#### TEXTO DE ESTUDO:
####

2 - O requerimento único referido no artigo anterior pode ser apresentado através das plataformas eletrónicas da APA, I. P., ou da DGEG.
3 - As decisões sobre a atribuição de título de utilização dos recursos hídricos e sobre a aceitação da comunicação prévia ou do registo prévio para produção de eletricidade são comunicadas ao requerente no prazo máximo de 70 dias.
4 - A contagem do prazo suspende-se quando forem solicitados elementos adicionais ou esclarecimentos ao requerente, os quais só podem ser solicitados uma vez no âmbito dos procedimentos.
5 - As comunicações com o requerente são asseguradas pela entidade em cuja plataforma foi submetido o requerimento único.
Artigo 6.º
Disposições complementares e finais e transitórias
1 - A utilização de águas do domínio público hídrico do Estado ao abrigo do presente decreto-lei está sujeita ao regime previsto no Decreto-Lei 97/2008, de 11 de junho, que estabelece o regime económico e financeiro dos recursos hídricos.
2 - A renovação da licença de utilização dos recursos hídricos pode ser solicitada no prazo de seis meses antes do respetivo termo, desde que se mantenham as condições que determinaram a sua atribuição.
3 - A interoperabilidade das plataformas informáticas prevista no n.º 1 do artigo anterior deve estar concluída no prazo máximo de 90 dias após a publicação do presente decreto-lei.
4 - O disposto no número anterior não prejudica a ligação destas plataformas informáticas à Plataforma de Interoperabilidade da Administração Pública, designadamente para os efeitos previstos no artigo 28.º-A do Decreto-Lei 135/99, de 22 de abril, alterado pelos Decretos-Leis 29/2000, de 13 de março, 72-A/2010, de 18 de junho e 73/2014, de 13 de maio.
5 - Até que esteja assegurada a interoperabilidade ou funcionamento das plataformas informáticas referidas no artigo anterior, os pedidos, incluindo o requerimento único, bem como as comunicações e as notificações efetuados no âmbito dos procedimentos previstos no presente decreto-lei são processados com recurso a qualquer outro meio legalmente idóneo.
Artigo 7.º
Direito subsidiário
1 - Em tudo o que não estiver previsto no presente decreto-lei, no que respeita à utilização de recursos hídricos, é aplicável o disposto no Decreto-Lei 226-A/2007, de 31 de maio.

####

#### DADOS EXTRAÍDOS:

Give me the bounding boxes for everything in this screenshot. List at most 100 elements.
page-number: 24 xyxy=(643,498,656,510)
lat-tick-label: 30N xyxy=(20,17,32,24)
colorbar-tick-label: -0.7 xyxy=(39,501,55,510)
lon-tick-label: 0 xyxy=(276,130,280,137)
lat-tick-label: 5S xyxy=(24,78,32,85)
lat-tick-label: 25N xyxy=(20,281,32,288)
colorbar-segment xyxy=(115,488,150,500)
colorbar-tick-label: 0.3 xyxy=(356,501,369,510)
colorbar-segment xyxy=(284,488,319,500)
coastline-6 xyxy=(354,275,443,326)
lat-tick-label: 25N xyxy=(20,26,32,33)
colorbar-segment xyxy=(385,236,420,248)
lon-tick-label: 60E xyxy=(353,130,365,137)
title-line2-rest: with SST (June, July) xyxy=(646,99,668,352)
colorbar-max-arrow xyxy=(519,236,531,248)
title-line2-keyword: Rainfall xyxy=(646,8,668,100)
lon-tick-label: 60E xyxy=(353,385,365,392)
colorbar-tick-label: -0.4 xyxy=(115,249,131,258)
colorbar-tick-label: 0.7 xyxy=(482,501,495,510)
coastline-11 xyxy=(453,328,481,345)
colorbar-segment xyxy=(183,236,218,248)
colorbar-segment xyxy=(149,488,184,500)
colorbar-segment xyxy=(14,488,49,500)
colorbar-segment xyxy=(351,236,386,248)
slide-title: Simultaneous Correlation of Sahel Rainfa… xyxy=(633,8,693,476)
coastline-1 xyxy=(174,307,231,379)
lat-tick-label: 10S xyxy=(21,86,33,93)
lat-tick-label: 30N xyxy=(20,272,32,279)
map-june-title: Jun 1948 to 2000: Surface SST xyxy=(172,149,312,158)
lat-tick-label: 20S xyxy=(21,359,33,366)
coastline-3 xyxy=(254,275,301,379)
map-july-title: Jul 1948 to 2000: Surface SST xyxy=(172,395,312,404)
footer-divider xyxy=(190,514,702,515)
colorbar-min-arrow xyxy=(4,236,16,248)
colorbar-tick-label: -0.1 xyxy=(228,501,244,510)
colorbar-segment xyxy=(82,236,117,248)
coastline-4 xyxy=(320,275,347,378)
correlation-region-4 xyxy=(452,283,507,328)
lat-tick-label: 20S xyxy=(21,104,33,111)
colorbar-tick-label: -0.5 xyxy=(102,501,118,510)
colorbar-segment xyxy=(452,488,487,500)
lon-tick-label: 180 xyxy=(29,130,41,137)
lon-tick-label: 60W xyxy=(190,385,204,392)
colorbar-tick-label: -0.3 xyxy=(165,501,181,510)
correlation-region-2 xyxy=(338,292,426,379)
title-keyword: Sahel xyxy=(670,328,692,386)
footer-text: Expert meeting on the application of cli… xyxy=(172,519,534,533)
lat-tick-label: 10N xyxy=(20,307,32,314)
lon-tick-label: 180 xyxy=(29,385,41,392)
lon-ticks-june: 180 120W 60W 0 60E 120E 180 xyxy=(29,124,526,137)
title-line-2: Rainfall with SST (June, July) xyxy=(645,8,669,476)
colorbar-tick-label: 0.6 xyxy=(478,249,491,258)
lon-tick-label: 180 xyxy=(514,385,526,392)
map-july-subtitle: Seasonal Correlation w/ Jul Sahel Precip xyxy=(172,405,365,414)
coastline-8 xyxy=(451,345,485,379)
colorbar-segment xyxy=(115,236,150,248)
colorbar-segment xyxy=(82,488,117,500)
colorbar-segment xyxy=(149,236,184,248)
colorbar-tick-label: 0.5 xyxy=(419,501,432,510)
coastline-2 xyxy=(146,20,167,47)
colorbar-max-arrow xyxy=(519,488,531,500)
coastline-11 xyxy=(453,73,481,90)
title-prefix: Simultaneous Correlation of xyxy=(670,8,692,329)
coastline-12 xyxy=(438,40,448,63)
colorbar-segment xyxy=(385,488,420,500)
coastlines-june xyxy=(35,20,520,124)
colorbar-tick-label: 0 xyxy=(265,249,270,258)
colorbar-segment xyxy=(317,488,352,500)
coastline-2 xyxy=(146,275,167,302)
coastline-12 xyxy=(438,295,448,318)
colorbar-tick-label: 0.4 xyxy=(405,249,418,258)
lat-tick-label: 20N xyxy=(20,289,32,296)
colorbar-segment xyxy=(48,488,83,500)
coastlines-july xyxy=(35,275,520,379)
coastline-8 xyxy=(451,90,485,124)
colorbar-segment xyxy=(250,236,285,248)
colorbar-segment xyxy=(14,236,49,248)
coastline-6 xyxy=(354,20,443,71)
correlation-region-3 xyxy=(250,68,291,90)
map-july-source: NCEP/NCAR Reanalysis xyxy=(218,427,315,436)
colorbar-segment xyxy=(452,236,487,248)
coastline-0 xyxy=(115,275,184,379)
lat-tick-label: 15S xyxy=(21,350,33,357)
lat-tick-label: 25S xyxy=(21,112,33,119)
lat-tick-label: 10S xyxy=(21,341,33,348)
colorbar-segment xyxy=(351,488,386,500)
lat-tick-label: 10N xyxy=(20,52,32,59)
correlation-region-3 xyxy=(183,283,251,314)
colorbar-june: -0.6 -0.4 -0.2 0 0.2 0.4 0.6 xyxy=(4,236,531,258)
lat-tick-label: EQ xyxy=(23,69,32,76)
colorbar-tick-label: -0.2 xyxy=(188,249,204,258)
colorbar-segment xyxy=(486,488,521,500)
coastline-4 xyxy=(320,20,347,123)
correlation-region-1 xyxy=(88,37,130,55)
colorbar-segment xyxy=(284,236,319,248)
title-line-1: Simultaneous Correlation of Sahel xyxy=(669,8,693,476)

####

#### QUESTÕES:
1. Transcreva do excerto do decreto-lei o trecho que começa em "4 - A contagem" e termina em "a sua atribuição.".
2. Redija a continuação do excerto do decreto-lei, a partir da última frase apresentada.
As entradas não têm qualquer relação com o excerto do decreto-lei.

#### RESPOSTAS POR NÚMERO:
1.
4 - A contagem do prazo suspende-se quando forem solicitados elementos adicionais ou esclarecimentos ao requerente, os quais só podem ser solicitados uma vez no âmbito dos procedimentos.
5 - As comunicações com o requerente são asseguradas pela entidade em cuja plataforma foi submetido o requerimento único.
Artigo 6.º
Disposições complementares e finais e transitórias
1 - A utilização de águas do domínio público hídrico do Estado ao abrigo do presente decreto-lei está sujeita ao regime previsto no Decreto-Lei 97/2008, de 11 de junho, que estabelece o regime económico e financeiro dos recursos hídricos.
2 - A renovação da licença de utilização dos recursos hídricos pode ser solicitada no prazo de seis meses antes do respetivo termo, desde que se mantenham as condições que determinaram a sua atribuição.

2.
2 - Em tudo o que não estiver previsto no presente decreto-lei, no respeitante aos procedimentos de aceitação da comunicação prévia ou do registo prévio para a produção de eletricidade, aplica-se o disposto na portaria prevista no n.º 3 do artigo 33.º-E do Decreto-Lei 172/2006, de 23 de agosto, ou no Decreto-Lei 153/2014, de 20 de outubro, respetivamente consoante a finalidade do pedido seja a injeção na RESP da totalidade da energia produzida, ou a produção em autoconsumo.
Artigo 8.º
Regiões autónomas
1 - O presente decreto-lei aplica-se às regiões autónomas dos Açores e da Madeira, sem prejuízo das adaptações a introduzir através de diploma regional próprio.
2 - Os atos e procedimentos necessários a execução ao presente decreto-lei nas regiões autónomas dos Açores e da Madeira competem às entidades das respetivas administrações regionais com atribuições e competências nas matérias em causa.
3 - O produto das taxas e coimas cobradas nas regiões autónomas constituem receita própria destas.
Visto e aprovado em Conselho de Ministros de 19 de fevereiro de 2015. - Pedro Passos Coelho - Maria Luís Casanova Morgado Dias de Albuquerque - Jorge Manuel Lopes Moreira da Silva.
Promulgado em 2 de abril de 2015.
Publique-se.
O Presidente da República, Aníbal Cavaco Silva.
Referendado em 6 de abril de 2015.
O Primeiro-Ministro, Pedro Passos Coelho.